- **Kutipan Terpilih**:
------------------------------------------------

Ketersediaan infrastruktur jalan dan listrik berpengaruh terhadap kelancaran kegiatan budidaya. Kemudahan transportasi akan memperlancar proses pengangkutan ikan, sedangkan ketersediaan listrik penting dalam menjaga keberlangsungan kegiatan budidaya. Lahan yang baik untuk kegiatan budidaya sebaiknya mudah dijangkau dengan jarak kurang dari 500 m dari jalan, sementara itu jaringan listrik bisa dijangkau dengan jarak kurang dari 200 m dari lokasi budidaya. Faktor nonteknis lainnya adalah kepadatan penduduk di sekitar lokasi budidaya. Lahan budidaya yang dibangun di kawasan yang padat penduduk akan mengalami kesulitan karena membutuhkan lahan yang luas. Kepadatan penduduk kurang dari 1000 jiwa/km² adalah kepadatan yang sesuai untuk kegiatan budidaya perikanan (Hossain et al. 2007).
2.5 Sistem Informasi Geografis (SIG) 2.5.1 Pengertian SIG
Sistem Informasi Geografis (SIG) adalah suatu komponen yang terdiri dari perangkat keras, perangkat lunak, data geografis dan sumber daya manusia yang bekerja bersama secara efektif untuk memasukkan, menyimpan, memperbaiki, memperbaharui, mengelola, memanipulasi, menganalisa dan menampilkan data dalam bentuk informasi geografis (Hartoyo 2010). Sistem informasi geografis memiliki kemampuan untuk menghubungkan berbagai data pada suatu titik tertentu di bumi, menggabungkannya, menganalisa, dan memetakan hasil akhirnya (GIS Konsorsium Aceh Nias 2007). Secara keseluruhan sistem informasi geografis lebih unggul jika dibandingkan dengan sistem manual (Tabel 7).
Tabel 7. Keunggulan Sistem Informasi Geografis
Peta SIG Sistem Manual
Penyimpanan Database digital Skala dan standar berbeda Pemanggilan kembali Sistematik Mahal dan memakan waktu Analisa overlay Sangat cepat Memakan waktu dan tenaga
Analisa spasial Mudah Rumit
Penayangan Murah dan cepat Mahal Sumber : GeoData 2008
2.5.2 Data Spasial
Data spasial adalah data yang berorientasi geografis yang memakai sistem koordinat sebagai dasar referensi. Sumber dalam memperoleh data spasial adalah :
1. Peta Analog
Peta analog adalah peta dalam bentuk cetak, pada umumnya dibuat dengan teknik kartografi dan memiliki referensi spasial seperti koordinat, skala, arah mata angin dan sebagainya. Peta analog harus dikonversi terlebih dahulu ke dalam format digital sebelum digunakan dalam SIG.

------------------------------------------------

Salin kata demi kata bagian kutipan tentang budidaya perikanan dan SIG, mulai dari "2.5 Sistem Informasi" dan terus sampai "manual (Tabel 7).".

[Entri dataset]
------------------------------------------------

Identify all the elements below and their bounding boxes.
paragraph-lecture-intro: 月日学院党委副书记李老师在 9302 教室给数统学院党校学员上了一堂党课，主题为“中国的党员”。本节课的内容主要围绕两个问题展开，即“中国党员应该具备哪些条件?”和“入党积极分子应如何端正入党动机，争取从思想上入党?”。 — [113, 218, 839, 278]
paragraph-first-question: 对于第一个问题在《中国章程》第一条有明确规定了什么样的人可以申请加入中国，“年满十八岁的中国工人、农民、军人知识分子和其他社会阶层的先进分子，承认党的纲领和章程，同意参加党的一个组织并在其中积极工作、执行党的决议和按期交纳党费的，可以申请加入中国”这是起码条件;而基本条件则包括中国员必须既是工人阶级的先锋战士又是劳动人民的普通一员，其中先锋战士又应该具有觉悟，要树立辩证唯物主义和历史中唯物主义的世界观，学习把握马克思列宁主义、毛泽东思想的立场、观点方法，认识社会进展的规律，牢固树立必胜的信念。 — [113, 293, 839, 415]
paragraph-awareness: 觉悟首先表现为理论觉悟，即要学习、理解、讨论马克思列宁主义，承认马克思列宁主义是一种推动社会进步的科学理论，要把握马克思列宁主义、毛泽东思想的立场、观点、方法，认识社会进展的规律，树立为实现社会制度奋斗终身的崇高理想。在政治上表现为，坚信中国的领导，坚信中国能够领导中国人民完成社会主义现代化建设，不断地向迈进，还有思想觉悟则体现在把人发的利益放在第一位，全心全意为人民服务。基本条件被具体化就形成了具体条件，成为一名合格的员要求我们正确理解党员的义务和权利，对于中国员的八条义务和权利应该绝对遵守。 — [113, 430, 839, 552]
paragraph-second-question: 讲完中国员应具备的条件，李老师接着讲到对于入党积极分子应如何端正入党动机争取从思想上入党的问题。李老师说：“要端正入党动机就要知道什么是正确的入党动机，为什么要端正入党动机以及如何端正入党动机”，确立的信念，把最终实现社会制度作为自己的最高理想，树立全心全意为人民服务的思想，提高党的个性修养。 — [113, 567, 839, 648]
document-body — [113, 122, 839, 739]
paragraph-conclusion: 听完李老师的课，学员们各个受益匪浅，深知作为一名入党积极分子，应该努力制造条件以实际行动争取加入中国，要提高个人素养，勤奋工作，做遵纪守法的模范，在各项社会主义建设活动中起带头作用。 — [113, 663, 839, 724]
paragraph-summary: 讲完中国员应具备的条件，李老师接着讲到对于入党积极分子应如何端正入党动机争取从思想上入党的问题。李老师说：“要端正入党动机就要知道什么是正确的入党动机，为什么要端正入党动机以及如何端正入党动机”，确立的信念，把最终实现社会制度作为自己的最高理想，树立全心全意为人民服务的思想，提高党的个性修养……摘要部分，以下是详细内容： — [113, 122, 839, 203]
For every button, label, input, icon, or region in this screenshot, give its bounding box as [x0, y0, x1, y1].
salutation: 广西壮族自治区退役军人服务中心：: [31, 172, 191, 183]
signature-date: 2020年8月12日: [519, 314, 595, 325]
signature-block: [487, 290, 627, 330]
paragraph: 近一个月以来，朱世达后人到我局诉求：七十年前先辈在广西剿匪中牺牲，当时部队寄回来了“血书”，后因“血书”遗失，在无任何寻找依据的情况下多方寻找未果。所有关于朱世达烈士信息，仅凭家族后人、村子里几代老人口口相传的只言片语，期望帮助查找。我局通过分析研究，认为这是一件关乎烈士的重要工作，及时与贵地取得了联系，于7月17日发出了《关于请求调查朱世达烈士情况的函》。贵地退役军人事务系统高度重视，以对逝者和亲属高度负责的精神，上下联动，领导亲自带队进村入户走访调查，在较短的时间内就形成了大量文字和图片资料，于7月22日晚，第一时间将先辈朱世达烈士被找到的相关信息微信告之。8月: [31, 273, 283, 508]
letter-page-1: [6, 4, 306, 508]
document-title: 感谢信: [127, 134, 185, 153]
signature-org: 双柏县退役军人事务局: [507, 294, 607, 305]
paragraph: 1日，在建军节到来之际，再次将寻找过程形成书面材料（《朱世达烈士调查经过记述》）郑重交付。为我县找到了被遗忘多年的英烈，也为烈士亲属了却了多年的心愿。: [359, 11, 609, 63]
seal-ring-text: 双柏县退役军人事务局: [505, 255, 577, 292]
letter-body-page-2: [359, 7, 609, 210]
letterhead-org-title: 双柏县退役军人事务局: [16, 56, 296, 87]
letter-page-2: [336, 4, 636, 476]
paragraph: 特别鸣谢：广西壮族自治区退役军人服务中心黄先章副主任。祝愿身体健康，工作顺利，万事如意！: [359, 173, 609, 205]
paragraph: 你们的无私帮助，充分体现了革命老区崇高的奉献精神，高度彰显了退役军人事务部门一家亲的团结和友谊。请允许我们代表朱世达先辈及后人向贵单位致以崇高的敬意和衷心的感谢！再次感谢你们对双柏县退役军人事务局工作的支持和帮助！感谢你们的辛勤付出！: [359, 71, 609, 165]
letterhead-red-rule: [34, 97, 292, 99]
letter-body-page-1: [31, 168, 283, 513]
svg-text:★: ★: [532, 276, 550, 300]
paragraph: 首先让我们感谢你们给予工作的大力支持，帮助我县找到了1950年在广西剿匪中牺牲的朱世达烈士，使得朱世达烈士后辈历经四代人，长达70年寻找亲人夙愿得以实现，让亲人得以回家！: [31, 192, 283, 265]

------------------------------------------------

- **Hasil Latihan**:
2.5 Sistem Informasi Geografis (SIG) 2.5.1 Pengertian SIG
Sistem Informasi Geografis (SIG) adalah suatu komponen yang terdiri dari perangkat keras, perangkat lunak, data geografis dan sumber daya manusia yang bekerja bersama secara efektif untuk memasukkan, menyimpan, memperbaiki, memperbaharui, mengelola, memanipulasi, menganalisa dan menampilkan data dalam bentuk informasi geografis (Hartoyo 2010). Sistem informasi geografis memiliki kemampuan untuk menghubungkan berbagai data pada suatu titik tertentu di bumi, menggabungkannya, menganalisa, dan memetakan hasil akhirnya (GIS Konsorsium Aceh Nias 2007). Secara keseluruhan sistem informasi geografis lebih unggul jika dibandingkan dengan sistem manual (Tabel 7).